**EXCERPT TO READ**:
▶

You know, this is not the first time that Grove City has dealt with a contentious petition in the last couple of years.
So in the summer of 2020, right, when the nation is being torn apart with riots and demands are being made of many institutions,
there was a group of students that submitted a petition to Grove City that asked them to do a number of things.
first of all, they called for the firing of Paul Kangor.
Paul Kangor is a rock star conservative professor at Grove City.
He has been on this program, and yeah, he is a hero.
He believes in the American founder's vision in the Constitution, and it makes perfect sense.
If you are woke, you're going to go after somebody like that.
And so, yeah, so even at places like Grove City, this kind of stuff is happening.
It's shocking, but I'm just, I'm thrilled you're all over it.
But Eric, here's the thing that you really need to understand about what happened.
Those petitioners called Paul Kengor a white supremacist.
They called him.
They have nothing else, right?
If they don't call you a white supremacist or a bigot of some kind,
then they have to have an actual argument, which they don't have.
So they're going to go there pretty quickly.
How nice.
How charming.
Yes, you know, you know he doesn't have a racist bone in his body.
This is a good man.
And not only that, they also called for the college to take a number of actions.
Now, here's what's important.
Here's what matters.
The college did not defend Paul Kangor.
They did not issue a public statement defending him.
They did, however, implement the majority of the demands that the petitioners asked of the college to make.
I just want to say, honestly, Josh, it is staggering how gutless.
supposed leaders can be. I don't know why. You expect this gutlessness at this point from
corporate America. They would sell their souls to the devil, you know, for a better quarter.
But when you see conservative Christian colleges behaving this way, it is truly a gut punch,
frankly, that Grove City of all places would have this kind of response. I mean,
give us more details, but I cannot believe that I'm hearing this kind of thing.

◀

**STATED PROBLEM 1**: According to the transcript about the Grove City petition, when did the group of students submit their petition?
**STATED PROBLEM 2**: Please extend the transcript about the Grove City petition, picking up right after its final sentence.

Visual layout annotation data
▶

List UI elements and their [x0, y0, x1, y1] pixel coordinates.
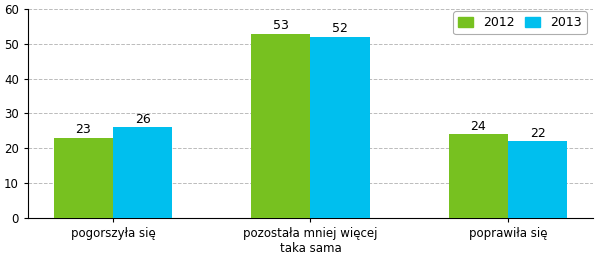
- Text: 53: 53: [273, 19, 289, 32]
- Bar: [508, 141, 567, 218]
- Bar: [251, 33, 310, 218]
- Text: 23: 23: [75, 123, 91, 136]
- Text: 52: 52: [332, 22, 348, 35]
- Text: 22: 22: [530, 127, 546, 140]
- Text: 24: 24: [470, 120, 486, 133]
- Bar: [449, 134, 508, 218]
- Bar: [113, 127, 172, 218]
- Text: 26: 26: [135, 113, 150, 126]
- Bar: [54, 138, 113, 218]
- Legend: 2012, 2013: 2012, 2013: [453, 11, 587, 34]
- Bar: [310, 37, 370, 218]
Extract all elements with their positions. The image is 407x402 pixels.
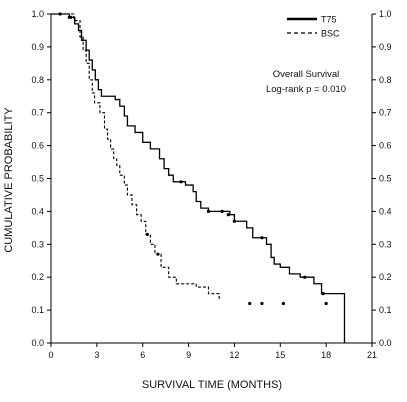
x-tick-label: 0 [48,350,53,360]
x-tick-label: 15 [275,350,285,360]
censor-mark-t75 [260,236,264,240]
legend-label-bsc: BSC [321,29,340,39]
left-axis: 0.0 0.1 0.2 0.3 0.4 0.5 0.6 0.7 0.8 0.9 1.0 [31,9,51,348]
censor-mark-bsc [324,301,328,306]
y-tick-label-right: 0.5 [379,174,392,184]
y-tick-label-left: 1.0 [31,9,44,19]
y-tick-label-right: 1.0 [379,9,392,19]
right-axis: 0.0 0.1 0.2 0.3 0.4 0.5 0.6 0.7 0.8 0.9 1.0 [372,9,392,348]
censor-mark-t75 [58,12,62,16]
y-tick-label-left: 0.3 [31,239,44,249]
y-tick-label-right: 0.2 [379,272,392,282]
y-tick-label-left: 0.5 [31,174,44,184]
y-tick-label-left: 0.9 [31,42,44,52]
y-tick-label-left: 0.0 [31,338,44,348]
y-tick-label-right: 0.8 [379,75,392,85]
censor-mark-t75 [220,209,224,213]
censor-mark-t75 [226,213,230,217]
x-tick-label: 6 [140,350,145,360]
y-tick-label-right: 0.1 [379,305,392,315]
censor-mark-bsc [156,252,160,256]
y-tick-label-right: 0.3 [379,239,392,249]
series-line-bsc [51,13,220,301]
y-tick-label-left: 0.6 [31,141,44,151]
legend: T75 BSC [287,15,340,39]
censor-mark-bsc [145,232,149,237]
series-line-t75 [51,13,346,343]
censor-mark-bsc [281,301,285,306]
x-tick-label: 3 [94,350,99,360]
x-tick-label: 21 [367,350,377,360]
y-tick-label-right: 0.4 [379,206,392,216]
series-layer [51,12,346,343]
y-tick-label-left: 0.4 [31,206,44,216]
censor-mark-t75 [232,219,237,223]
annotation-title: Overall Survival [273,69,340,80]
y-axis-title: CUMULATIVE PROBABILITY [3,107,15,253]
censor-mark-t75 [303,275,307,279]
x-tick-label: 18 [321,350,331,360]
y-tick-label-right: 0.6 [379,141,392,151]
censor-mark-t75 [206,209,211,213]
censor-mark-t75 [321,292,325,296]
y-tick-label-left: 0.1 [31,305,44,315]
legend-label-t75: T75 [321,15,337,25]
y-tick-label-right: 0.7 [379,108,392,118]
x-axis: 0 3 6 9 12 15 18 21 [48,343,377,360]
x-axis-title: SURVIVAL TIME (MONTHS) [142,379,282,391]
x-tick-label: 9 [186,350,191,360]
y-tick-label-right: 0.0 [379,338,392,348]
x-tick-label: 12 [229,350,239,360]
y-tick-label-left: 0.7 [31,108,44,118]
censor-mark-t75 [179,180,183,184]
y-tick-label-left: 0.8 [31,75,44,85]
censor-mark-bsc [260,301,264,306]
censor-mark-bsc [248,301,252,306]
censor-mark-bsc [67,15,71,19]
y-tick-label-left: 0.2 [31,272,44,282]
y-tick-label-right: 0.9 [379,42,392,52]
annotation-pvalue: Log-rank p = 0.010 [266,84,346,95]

◀

**RESULT 1**: In the summer of 2020.

**RESULT 2**:
It's dismaying.
Well, look, what happens is, you know, these programs are done, and there's sort of, so the
college goes out and they create a diversity council, right?
And, you know, the language and the packaging around that is not always on its face problematic,
right?
They say things like, you know, we are a university that does not have, you know, we're predominantly
white, right? We don't represent the general population. So we want to form a council to help us
reflect the general population better, right? These are sort of benign goals on their face, right? But as we
know over time, and we see this pattern in many institutions, these councils end up being clearing
houses and strategizing groups for implementing CRT throughout institutions, right? When folks join a council
like this. And typically there's a, you know, the type of person who joins a council often has a certain
viewpoint on these issues. And then they carry the approval of the institution in all of the different
areas where they operate. And they have this sort of mark of approval from the highest levels of
administration to pursue agendas that conflict with the college's mission, Americans' founding values.
So look, so Grove City establishes a diversity council, right? And then in the fall of 2020,
after all of these events.
They have this intensive two-week program
where Chapel is essentially all about social justice issues,
particularly focusing on race.
And these were, you know, a varying quality.
They were a varying.
Not all of the speeches had CRT in every sentence of the speech, right?
But there was a very clear pattern.
Every single speaker that the college chose the platform in that event
took as for granted that America is a systemic,
racetrically racist place, and that if we as Christians are not being actively racist, and we know
that has a very particular meaning in the literature and the way it's used, if we are not being
actively racist, then we are complicit in that white supremacy. The college chose to platform
that in their chapel. Chapel is not the classroom. Chapel is not where you explore academic
ideas. Chapel is where the institution is trying to form the character of its students.
students are required to a Chen Chapel.
When people speak in Chapel, they are, in a sense, speaking on behalf of the institution to the students in an authoritative way.
And that's important because many folks like to defend the topics and sort of what has happened with a appeal to free speech and academic inquiry.
But we can talk about that in a classroom when views are being analyzed critically and looked at from different angles.
but when you're talking about somebody speaking in a chapel,
that brings with it a certain mark of authority.
It's, as I said earlier, it's staggering, dismaying, horrifying that, yes, folks,
even places like Grove City College are at least on the face of it,
unable to formulate a positive vision that they are reacting when they're threatened.
I mean, look, we see that.
this with BLM, CRT, critical race theory.
This is all Marxism, and let's be blunt.
Marxism is by definition, you talk about systemic.
It is systemically atheist and anti-God.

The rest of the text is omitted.